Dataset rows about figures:
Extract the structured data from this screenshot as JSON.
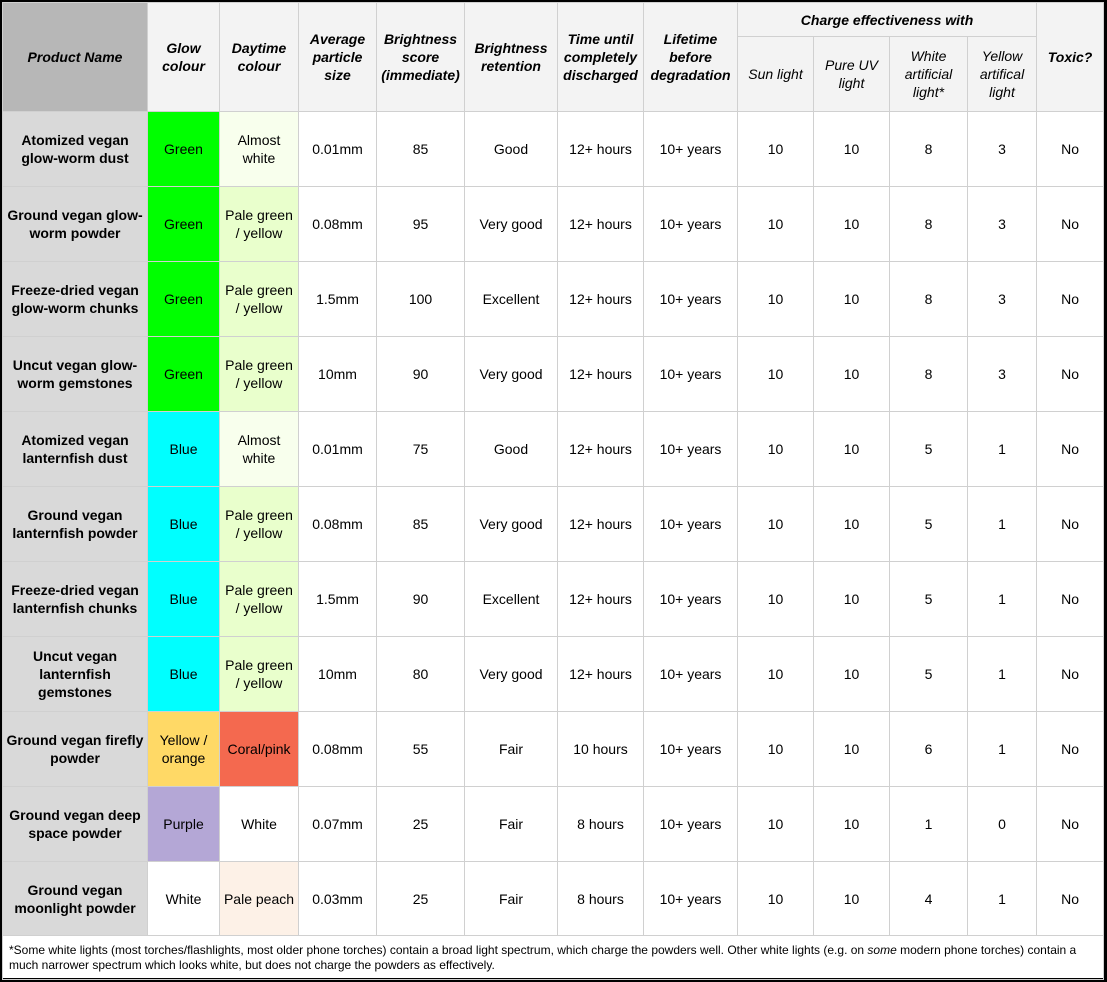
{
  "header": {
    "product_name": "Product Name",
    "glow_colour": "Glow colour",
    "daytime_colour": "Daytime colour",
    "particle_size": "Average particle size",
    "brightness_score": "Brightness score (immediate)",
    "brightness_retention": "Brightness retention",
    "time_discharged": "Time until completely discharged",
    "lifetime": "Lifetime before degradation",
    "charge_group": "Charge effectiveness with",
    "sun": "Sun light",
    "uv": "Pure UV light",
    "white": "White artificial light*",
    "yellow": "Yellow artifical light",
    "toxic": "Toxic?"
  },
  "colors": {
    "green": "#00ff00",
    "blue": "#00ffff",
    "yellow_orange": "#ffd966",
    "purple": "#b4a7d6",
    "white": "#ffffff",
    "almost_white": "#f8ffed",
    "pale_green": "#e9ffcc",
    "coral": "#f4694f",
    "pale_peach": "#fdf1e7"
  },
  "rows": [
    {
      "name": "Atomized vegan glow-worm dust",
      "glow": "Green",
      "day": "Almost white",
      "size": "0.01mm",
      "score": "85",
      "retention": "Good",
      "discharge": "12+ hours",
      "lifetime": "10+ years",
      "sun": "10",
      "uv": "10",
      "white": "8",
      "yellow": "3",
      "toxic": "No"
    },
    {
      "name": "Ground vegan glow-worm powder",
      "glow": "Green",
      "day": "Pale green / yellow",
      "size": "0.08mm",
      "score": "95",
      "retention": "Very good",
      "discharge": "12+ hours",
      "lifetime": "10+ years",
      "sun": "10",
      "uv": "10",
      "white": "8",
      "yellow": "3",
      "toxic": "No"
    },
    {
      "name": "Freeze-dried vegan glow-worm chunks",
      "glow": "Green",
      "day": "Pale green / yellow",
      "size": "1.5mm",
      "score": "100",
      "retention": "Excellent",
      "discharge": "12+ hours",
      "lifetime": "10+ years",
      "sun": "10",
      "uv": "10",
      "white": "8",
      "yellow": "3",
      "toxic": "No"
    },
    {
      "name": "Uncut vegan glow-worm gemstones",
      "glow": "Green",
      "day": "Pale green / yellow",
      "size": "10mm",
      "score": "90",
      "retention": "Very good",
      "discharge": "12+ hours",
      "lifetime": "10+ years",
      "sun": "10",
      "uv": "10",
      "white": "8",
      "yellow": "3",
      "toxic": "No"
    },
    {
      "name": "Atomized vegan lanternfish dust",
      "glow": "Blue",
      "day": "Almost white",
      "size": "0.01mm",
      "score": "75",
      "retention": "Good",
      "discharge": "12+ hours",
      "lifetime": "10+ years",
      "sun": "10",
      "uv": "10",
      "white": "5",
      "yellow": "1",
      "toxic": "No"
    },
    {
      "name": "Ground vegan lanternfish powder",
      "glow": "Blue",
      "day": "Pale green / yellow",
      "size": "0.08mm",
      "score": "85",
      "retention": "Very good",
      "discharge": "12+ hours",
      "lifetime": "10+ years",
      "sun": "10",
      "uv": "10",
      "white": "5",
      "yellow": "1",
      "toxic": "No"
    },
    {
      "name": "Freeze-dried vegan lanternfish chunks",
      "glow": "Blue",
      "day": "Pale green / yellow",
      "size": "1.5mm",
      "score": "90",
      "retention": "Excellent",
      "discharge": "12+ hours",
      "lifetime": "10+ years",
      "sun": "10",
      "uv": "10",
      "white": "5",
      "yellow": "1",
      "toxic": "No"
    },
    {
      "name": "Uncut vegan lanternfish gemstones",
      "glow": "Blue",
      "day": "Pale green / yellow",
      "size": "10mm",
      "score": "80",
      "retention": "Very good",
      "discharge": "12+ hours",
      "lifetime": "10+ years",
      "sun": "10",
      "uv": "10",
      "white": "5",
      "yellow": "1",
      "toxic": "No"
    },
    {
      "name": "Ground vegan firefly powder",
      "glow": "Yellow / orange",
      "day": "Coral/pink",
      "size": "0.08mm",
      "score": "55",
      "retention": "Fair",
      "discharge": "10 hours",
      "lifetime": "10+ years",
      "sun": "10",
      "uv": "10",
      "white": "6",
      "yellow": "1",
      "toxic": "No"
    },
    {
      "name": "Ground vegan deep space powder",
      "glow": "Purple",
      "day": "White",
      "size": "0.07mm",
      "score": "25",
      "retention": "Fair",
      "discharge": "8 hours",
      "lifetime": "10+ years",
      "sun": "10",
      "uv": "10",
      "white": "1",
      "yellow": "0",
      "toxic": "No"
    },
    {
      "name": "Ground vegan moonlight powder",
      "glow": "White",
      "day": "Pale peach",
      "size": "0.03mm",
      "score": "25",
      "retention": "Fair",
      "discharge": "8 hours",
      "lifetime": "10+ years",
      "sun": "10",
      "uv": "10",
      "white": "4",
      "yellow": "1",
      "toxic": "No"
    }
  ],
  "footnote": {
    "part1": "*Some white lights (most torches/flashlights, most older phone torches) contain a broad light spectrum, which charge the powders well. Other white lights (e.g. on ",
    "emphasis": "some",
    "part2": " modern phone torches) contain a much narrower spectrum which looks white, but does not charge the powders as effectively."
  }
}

**Directions:** Repeat the entries exactly. Pictures are excluded from the copy.

**Complete answer:**
Extract the structured data from this screenshot as JSON.
{
  "header": {
    "product_name": "Product Name",
    "glow_colour": "Glow colour",
    "daytime_colour": "Daytime colour",
    "particle_size": "Average particle size",
    "brightness_score": "Brightness score (immediate)",
    "brightness_retention": "Brightness retention",
    "time_discharged": "Time until completely discharged",
    "lifetime": "Lifetime before degradation",
    "charge_group": "Charge effectiveness with",
    "sun": "Sun light",
    "uv": "Pure UV light",
    "white": "White artificial light*",
    "yellow": "Yellow artifical light",
    "toxic": "Toxic?"
  },
  "colors": {
    "green": "#00ff00",
    "blue": "#00ffff",
    "yellow_orange": "#ffd966",
    "purple": "#b4a7d6",
    "white": "#ffffff",
    "almost_white": "#f8ffed",
    "pale_green": "#e9ffcc",
    "coral": "#f4694f",
    "pale_peach": "#fdf1e7"
  },
  "rows": [
    {
      "name": "Atomized vegan glow-worm dust",
      "glow": "Green",
      "day": "Almost white",
      "size": "0.01mm",
      "score": "85",
      "retention": "Good",
      "discharge": "12+ hours",
      "lifetime": "10+ years",
      "sun": "10",
      "uv": "10",
      "white": "8",
      "yellow": "3",
      "toxic": "No"
    },
    {
      "name": "Ground vegan glow-worm powder",
      "glow": "Green",
      "day": "Pale green / yellow",
      "size": "0.08mm",
      "score": "95",
      "retention": "Very good",
      "discharge": "12+ hours",
      "lifetime": "10+ years",
      "sun": "10",
      "uv": "10",
      "white": "8",
      "yellow": "3",
      "toxic": "No"
    },
    {
      "name": "Freeze-dried vegan glow-worm chunks",
      "glow": "Green",
      "day": "Pale green / yellow",
      "size": "1.5mm",
      "score": "100",
      "retention": "Excellent",
      "discharge": "12+ hours",
      "lifetime": "10+ years",
      "sun": "10",
      "uv": "10",
      "white": "8",
      "yellow": "3",
      "toxic": "No"
    },
    {
      "name": "Uncut vegan glow-worm gemstones",
      "glow": "Green",
      "day": "Pale green / yellow",
      "size": "10mm",
      "score": "90",
      "retention": "Very good",
      "discharge": "12+ hours",
      "lifetime": "10+ years",
      "sun": "10",
      "uv": "10",
      "white": "8",
      "yellow": "3",
      "toxic": "No"
    },
    {
      "name": "Atomized vegan lanternfish dust",
      "glow": "Blue",
      "day": "Almost white",
      "size": "0.01mm",
      "score": "75",
      "retention": "Good",
      "discharge": "12+ hours",
      "lifetime": "10+ years",
      "sun": "10",
      "uv": "10",
      "white": "5",
      "yellow": "1",
      "toxic": "No"
    },
    {
      "name": "Ground vegan lanternfish powder",
      "glow": "Blue",
      "day": "Pale green / yellow",
      "size": "0.08mm",
      "score": "85",
      "retention": "Very good",
      "discharge": "12+ hours",
      "lifetime": "10+ years",
      "sun": "10",
      "uv": "10",
      "white": "5",
      "yellow": "1",
      "toxic": "No"
    },
    {
      "name": "Freeze-dried vegan lanternfish chunks",
      "glow": "Blue",
      "day": "Pale green / yellow",
      "size": "1.5mm",
      "score": "90",
      "retention": "Excellent",
      "discharge": "12+ hours",
      "lifetime": "10+ years",
      "sun": "10",
      "uv": "10",
      "white": "5",
      "yellow": "1",
      "toxic": "No"
    },
    {
      "name": "Uncut vegan lanternfish gemstones",
      "glow": "Blue",
      "day": "Pale green / yellow",
      "size": "10mm",
      "score": "80",
      "retention": "Very good",
      "discharge": "12+ hours",
      "lifetime": "10+ years",
      "sun": "10",
      "uv": "10",
      "white": "5",
      "yellow": "1",
      "toxic": "No"
    },
    {
      "name": "Ground vegan firefly powder",
      "glow": "Yellow / orange",
      "day": "Coral/pink",
      "size": "0.08mm",
      "score": "55",
      "retention": "Fair",
      "discharge": "10 hours",
      "lifetime": "10+ years",
      "sun": "10",
      "uv": "10",
      "white": "6",
      "yellow": "1",
      "toxic": "No"
    },
    {
      "name": "Ground vegan deep space powder",
      "glow": "Purple",
      "day": "White",
      "size": "0.07mm",
      "score": "25",
      "retention": "Fair",
      "discharge": "8 hours",
      "lifetime": "10+ years",
      "sun": "10",
      "uv": "10",
      "white": "1",
      "yellow": "0",
      "toxic": "No"
    },
    {
      "name": "Ground vegan moonlight powder",
      "glow": "White",
      "day": "Pale peach",
      "size": "0.03mm",
      "score": "25",
      "retention": "Fair",
      "discharge": "8 hours",
      "lifetime": "10+ years",
      "sun": "10",
      "uv": "10",
      "white": "4",
      "yellow": "1",
      "toxic": "No"
    }
  ],
  "footnote": {
    "part1": "*Some white lights (most torches/flashlights, most older phone torches) contain a broad light spectrum, which charge the powders well. Other white lights (e.g. on ",
    "emphasis": "some",
    "part2": " modern phone torches) contain a much narrower spectrum which looks white, but does not charge the powders as effectively."
  }
}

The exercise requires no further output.